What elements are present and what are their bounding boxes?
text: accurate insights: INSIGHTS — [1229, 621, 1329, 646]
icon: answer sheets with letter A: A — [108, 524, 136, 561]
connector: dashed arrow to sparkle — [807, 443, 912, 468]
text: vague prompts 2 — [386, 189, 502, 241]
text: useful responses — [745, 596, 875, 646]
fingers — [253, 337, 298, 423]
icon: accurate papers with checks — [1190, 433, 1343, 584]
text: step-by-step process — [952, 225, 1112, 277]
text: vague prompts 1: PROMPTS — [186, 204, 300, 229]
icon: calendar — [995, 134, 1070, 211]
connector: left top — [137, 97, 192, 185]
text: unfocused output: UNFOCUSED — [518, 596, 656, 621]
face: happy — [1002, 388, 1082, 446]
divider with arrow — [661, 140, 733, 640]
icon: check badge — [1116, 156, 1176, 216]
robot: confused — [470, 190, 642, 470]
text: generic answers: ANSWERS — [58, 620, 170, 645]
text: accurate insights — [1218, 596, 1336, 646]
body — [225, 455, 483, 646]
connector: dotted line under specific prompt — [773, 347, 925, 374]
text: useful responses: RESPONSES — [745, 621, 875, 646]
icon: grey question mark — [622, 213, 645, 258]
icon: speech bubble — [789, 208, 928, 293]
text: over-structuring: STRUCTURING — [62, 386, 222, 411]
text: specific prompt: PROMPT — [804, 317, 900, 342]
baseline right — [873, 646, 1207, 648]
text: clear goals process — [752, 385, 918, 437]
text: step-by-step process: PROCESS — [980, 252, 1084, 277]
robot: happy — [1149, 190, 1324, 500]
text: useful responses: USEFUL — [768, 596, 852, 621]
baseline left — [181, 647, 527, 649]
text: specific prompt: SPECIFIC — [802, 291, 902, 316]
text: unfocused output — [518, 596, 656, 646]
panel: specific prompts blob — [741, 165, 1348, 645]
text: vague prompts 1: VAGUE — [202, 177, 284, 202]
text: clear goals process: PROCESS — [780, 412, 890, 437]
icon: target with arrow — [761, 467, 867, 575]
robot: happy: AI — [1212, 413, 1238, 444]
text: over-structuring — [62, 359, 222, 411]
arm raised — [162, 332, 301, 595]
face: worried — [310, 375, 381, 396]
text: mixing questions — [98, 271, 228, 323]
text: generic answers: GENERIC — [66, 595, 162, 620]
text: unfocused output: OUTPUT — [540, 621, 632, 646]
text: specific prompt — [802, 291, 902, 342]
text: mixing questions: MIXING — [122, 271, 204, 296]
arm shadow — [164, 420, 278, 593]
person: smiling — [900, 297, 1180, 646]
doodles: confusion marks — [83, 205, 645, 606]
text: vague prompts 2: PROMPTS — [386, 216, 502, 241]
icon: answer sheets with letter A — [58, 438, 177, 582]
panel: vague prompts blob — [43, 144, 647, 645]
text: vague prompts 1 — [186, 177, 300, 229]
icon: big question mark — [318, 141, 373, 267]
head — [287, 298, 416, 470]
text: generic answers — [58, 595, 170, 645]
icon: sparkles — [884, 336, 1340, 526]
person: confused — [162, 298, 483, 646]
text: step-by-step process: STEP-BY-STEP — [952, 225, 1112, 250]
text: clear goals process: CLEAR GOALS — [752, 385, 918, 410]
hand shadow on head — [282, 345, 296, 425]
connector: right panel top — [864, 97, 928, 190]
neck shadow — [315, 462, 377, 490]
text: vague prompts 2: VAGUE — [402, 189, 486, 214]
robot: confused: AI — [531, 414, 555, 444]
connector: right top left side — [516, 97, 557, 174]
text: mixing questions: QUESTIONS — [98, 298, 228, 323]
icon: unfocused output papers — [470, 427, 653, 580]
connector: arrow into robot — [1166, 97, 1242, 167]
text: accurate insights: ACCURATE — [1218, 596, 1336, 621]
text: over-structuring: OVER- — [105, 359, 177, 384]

=-=-=-=-=

#### PROBLEM TO WORK ON
Copy out, unchanged, the stretch of the records above from their first line through the line that contains "body — [225, 455, 483, 646]", including both of those lines.

#### CORRECT OUTPUT
What elements are present and what are their bounding boxes?
text: accurate insights: INSIGHTS — [1229, 621, 1329, 646]
icon: answer sheets with letter A: A — [108, 524, 136, 561]
connector: dashed arrow to sparkle — [807, 443, 912, 468]
text: vague prompts 2 — [386, 189, 502, 241]
text: useful responses — [745, 596, 875, 646]
fingers — [253, 337, 298, 423]
icon: accurate papers with checks — [1190, 433, 1343, 584]
text: step-by-step process — [952, 225, 1112, 277]
text: vague prompts 1: PROMPTS — [186, 204, 300, 229]
icon: calendar — [995, 134, 1070, 211]
connector: left top — [137, 97, 192, 185]
text: unfocused output: UNFOCUSED — [518, 596, 656, 621]
face: happy — [1002, 388, 1082, 446]
divider with arrow — [661, 140, 733, 640]
icon: check badge — [1116, 156, 1176, 216]
robot: confused — [470, 190, 642, 470]
text: generic answers: ANSWERS — [58, 620, 170, 645]
text: accurate insights — [1218, 596, 1336, 646]
body — [225, 455, 483, 646]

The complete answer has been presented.